Locate all lines with the word "إنجازات" and copy them out.
--------------------------------
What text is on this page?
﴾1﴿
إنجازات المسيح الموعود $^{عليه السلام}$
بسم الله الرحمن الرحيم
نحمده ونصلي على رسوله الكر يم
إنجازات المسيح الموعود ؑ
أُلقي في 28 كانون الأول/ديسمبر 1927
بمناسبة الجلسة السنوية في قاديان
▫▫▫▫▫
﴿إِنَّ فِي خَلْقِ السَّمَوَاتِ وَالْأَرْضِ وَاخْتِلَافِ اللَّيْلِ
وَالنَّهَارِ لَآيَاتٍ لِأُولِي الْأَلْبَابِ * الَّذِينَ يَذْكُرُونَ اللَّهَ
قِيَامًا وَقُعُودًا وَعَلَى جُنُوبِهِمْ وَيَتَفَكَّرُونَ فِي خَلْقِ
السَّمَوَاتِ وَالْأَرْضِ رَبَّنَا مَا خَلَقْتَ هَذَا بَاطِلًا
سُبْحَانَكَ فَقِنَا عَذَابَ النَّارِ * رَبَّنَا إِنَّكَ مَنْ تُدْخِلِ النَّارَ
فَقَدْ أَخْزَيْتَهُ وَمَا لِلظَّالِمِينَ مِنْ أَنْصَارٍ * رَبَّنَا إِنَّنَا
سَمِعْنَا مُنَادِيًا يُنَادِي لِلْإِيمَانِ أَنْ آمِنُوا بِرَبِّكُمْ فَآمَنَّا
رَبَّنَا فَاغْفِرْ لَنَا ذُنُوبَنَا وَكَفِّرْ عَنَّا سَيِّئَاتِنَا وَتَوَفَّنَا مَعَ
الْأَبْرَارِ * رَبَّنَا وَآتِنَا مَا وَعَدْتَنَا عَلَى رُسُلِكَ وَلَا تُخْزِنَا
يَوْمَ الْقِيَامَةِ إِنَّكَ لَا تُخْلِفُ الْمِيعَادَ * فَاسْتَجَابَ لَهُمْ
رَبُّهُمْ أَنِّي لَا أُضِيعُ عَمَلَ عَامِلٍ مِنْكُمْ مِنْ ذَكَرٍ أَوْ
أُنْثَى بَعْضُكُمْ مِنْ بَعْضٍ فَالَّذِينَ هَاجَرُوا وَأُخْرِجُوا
--------------------------------
[Response]
إنجازات المسيح الموعود $^{عليه السلام}$
إنجازات المسيح الموعود ؑ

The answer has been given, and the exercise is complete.